[Items from a figure collection]
#####

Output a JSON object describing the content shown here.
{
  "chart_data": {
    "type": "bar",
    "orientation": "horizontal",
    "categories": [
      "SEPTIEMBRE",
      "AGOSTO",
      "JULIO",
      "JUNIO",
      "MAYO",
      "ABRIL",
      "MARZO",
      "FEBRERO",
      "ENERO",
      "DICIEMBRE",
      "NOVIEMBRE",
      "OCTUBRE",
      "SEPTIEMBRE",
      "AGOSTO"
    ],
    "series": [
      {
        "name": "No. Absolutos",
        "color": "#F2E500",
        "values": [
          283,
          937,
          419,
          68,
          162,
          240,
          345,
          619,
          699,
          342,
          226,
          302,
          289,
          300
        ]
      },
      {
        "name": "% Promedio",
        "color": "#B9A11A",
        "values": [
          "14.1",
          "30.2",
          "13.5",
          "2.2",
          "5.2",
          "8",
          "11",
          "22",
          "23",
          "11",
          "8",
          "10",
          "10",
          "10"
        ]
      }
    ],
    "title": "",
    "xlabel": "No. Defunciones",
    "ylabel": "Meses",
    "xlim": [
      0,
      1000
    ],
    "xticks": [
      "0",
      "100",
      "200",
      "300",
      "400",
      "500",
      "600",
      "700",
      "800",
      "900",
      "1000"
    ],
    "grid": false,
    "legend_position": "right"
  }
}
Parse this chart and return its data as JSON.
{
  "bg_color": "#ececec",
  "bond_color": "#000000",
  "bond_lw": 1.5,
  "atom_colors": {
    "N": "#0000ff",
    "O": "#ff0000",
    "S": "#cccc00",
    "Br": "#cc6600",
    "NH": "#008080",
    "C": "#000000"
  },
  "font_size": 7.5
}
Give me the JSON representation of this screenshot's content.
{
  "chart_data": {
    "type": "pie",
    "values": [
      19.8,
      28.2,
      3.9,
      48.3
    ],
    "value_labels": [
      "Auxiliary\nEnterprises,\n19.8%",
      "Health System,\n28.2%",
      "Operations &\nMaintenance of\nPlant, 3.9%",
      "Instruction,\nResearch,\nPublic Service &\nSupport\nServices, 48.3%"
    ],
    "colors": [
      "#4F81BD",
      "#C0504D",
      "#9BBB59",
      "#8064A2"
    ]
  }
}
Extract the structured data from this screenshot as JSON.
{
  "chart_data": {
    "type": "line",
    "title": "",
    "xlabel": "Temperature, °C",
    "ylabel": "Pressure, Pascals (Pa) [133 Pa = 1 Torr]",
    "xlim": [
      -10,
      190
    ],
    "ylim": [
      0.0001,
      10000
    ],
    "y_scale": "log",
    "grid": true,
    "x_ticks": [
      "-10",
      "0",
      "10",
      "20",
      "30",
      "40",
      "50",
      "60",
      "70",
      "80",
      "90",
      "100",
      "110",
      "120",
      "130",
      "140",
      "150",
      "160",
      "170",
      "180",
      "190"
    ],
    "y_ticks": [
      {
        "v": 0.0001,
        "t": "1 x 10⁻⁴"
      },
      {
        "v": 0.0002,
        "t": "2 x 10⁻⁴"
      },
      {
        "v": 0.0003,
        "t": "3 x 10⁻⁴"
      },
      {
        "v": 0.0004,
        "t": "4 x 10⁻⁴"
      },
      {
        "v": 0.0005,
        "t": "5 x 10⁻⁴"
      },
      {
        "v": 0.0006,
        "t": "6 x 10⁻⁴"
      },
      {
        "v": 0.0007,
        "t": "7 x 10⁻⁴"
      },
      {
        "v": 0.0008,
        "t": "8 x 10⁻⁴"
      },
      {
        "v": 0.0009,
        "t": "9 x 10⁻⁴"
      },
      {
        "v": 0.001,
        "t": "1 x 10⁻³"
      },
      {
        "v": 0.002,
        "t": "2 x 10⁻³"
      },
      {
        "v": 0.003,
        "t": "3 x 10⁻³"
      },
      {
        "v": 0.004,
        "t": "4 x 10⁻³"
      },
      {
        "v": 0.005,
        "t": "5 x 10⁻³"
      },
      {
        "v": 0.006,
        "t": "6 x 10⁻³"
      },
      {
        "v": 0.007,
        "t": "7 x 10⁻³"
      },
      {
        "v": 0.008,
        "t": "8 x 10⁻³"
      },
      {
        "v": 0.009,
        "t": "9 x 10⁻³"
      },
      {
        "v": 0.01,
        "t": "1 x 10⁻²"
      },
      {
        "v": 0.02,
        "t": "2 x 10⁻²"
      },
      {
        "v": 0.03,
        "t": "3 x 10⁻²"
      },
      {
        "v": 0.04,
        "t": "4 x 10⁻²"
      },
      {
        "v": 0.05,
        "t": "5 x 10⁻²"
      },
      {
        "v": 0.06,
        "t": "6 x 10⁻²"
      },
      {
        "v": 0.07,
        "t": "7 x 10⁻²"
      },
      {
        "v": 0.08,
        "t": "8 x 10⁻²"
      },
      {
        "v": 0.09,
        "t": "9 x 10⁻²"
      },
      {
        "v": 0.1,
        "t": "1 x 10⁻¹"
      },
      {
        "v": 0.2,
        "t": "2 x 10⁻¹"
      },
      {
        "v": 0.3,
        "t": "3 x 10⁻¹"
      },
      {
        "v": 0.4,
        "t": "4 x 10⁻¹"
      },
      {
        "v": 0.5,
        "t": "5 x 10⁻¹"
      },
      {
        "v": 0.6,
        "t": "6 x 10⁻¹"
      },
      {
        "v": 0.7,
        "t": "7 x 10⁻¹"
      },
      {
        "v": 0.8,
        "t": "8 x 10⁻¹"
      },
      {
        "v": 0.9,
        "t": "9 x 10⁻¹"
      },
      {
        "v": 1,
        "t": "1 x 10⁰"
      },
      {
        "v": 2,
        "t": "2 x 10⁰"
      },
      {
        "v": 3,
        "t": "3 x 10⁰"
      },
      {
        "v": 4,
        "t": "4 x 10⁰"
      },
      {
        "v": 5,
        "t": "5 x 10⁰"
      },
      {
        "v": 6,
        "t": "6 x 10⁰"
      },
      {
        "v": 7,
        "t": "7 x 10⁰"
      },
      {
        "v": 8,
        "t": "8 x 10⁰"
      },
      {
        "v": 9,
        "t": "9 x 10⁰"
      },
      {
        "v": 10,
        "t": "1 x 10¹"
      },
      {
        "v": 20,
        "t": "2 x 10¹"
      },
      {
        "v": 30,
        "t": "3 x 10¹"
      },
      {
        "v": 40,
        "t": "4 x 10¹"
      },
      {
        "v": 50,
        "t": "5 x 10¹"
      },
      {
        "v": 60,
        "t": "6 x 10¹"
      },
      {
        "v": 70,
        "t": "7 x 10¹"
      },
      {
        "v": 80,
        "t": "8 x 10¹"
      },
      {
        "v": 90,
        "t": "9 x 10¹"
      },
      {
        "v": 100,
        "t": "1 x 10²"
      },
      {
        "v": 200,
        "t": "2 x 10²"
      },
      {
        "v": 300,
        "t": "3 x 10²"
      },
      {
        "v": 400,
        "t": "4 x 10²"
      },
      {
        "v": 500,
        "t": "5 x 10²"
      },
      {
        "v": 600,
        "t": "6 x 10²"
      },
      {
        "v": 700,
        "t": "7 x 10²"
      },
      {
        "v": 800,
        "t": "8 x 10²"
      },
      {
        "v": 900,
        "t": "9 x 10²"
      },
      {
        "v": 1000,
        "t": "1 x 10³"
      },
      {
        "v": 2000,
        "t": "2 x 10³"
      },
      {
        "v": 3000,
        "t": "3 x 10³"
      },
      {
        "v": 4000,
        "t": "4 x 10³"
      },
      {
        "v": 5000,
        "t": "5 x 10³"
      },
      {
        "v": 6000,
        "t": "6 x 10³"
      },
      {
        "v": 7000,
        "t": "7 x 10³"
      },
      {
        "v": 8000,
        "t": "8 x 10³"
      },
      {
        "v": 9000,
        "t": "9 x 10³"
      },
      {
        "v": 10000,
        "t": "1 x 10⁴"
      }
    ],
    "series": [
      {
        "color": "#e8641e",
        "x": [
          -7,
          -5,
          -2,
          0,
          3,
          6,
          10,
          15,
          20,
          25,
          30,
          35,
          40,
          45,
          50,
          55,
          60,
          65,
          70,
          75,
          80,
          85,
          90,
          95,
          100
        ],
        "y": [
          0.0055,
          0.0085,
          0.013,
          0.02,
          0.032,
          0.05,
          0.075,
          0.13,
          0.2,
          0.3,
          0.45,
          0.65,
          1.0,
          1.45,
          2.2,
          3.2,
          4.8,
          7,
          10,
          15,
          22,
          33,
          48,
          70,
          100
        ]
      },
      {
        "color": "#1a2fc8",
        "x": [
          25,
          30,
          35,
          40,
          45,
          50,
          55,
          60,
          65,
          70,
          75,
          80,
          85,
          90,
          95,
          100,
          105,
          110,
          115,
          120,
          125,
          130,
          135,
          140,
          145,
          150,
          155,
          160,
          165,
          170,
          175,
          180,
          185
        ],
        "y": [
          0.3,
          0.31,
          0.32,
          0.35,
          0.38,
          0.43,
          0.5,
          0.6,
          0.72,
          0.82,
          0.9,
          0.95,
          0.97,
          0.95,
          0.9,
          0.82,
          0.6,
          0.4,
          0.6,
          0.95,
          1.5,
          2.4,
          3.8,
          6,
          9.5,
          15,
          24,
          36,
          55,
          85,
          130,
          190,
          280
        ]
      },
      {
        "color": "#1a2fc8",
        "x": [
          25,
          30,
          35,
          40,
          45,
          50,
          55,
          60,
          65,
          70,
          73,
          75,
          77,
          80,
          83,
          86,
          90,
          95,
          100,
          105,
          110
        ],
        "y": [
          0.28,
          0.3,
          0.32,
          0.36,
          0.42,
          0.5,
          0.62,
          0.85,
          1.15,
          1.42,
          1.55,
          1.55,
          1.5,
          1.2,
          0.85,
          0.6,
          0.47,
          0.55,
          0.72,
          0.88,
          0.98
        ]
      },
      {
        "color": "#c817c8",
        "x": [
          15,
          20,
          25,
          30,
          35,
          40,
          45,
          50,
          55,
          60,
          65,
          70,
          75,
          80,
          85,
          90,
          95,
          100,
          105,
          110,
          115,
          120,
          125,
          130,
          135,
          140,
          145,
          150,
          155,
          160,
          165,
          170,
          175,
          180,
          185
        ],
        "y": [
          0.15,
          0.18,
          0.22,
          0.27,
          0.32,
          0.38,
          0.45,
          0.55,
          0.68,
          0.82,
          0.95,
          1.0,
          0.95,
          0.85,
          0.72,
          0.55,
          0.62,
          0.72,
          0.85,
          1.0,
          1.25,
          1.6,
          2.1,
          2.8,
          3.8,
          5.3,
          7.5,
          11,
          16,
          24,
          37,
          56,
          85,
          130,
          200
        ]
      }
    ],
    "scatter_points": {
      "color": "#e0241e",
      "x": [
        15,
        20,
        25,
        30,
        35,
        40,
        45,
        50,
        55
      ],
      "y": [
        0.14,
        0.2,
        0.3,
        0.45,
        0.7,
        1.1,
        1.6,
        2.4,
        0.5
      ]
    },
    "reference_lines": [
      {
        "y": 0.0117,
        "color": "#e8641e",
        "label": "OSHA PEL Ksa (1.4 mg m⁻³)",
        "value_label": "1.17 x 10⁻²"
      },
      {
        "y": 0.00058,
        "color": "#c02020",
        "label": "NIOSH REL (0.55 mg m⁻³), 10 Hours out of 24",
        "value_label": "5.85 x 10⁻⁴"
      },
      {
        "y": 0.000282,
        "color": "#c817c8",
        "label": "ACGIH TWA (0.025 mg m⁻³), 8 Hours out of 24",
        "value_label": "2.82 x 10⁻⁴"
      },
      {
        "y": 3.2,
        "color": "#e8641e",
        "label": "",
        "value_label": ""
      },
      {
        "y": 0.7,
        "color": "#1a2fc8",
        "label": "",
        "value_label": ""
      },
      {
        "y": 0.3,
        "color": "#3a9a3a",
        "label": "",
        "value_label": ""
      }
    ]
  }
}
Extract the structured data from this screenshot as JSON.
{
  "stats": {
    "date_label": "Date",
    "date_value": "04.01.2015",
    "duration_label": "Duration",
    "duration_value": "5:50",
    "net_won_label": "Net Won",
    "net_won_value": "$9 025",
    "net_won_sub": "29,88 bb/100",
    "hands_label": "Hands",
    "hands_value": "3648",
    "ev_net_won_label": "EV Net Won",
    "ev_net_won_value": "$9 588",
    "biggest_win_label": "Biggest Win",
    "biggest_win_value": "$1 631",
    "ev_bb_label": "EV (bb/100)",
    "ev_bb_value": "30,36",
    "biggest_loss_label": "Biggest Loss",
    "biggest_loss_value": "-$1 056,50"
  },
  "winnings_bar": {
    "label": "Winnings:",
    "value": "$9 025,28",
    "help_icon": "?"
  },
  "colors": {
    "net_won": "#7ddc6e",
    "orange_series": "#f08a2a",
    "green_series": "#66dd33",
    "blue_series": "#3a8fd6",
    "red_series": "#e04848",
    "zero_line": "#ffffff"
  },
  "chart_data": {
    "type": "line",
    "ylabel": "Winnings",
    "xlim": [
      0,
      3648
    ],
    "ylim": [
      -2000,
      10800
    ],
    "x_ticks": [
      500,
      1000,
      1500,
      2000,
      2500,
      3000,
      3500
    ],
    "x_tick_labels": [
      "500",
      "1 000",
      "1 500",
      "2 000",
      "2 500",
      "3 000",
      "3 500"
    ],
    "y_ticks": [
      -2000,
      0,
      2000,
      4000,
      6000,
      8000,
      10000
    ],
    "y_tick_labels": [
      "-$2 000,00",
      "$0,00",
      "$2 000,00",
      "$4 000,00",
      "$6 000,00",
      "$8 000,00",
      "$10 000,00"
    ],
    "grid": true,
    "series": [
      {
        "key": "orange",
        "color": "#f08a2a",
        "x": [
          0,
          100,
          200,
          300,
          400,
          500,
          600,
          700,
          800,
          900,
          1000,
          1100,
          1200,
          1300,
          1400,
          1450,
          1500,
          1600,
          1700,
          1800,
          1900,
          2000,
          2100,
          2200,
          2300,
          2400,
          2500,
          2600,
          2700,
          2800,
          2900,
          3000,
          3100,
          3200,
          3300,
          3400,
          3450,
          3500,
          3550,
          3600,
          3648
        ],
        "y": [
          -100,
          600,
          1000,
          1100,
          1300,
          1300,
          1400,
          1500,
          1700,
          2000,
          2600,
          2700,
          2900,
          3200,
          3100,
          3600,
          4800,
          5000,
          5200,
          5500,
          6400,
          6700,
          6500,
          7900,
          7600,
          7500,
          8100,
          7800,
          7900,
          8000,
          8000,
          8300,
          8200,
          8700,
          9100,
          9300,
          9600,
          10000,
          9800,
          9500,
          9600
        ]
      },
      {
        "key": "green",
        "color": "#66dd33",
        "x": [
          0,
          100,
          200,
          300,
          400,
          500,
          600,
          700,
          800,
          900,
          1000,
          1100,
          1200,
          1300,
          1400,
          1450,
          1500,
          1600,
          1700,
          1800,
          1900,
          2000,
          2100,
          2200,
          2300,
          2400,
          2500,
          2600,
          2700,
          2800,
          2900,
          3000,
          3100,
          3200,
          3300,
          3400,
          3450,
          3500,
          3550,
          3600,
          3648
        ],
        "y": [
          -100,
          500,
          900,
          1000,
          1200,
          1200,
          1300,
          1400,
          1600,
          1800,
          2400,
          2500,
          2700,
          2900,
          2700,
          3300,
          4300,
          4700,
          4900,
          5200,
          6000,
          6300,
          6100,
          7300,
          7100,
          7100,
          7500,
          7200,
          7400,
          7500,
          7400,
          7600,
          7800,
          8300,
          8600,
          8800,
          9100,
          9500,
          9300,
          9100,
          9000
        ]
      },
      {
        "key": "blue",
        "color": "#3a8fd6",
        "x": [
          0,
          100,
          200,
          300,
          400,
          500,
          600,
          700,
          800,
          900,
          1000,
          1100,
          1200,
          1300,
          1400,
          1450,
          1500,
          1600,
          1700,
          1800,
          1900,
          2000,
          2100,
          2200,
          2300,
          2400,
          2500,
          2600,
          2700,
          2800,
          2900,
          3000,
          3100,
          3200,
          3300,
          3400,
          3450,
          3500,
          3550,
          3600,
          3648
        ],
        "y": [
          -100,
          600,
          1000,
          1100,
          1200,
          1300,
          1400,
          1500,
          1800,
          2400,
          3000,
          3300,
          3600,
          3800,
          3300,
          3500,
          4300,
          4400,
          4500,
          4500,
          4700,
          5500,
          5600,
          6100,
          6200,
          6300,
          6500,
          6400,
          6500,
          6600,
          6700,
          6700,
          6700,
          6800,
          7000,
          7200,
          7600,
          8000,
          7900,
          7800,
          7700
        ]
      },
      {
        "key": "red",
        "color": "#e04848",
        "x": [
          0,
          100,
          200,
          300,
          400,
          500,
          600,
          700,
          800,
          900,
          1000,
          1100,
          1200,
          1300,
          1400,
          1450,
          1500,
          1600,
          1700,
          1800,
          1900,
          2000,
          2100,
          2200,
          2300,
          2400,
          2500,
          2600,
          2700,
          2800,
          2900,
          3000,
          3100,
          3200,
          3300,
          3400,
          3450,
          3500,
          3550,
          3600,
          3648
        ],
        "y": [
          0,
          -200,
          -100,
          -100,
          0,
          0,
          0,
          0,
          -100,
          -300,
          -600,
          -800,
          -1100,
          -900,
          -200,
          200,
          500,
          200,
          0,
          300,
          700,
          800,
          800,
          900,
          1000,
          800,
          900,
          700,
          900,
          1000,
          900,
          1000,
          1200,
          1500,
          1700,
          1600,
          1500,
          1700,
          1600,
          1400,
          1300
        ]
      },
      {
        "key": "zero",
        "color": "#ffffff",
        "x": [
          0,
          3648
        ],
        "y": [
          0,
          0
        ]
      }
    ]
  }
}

#####

What is being asked.
Count how many lines of the data include the word "ylabel". Your reply should be that number alone.

Output.
3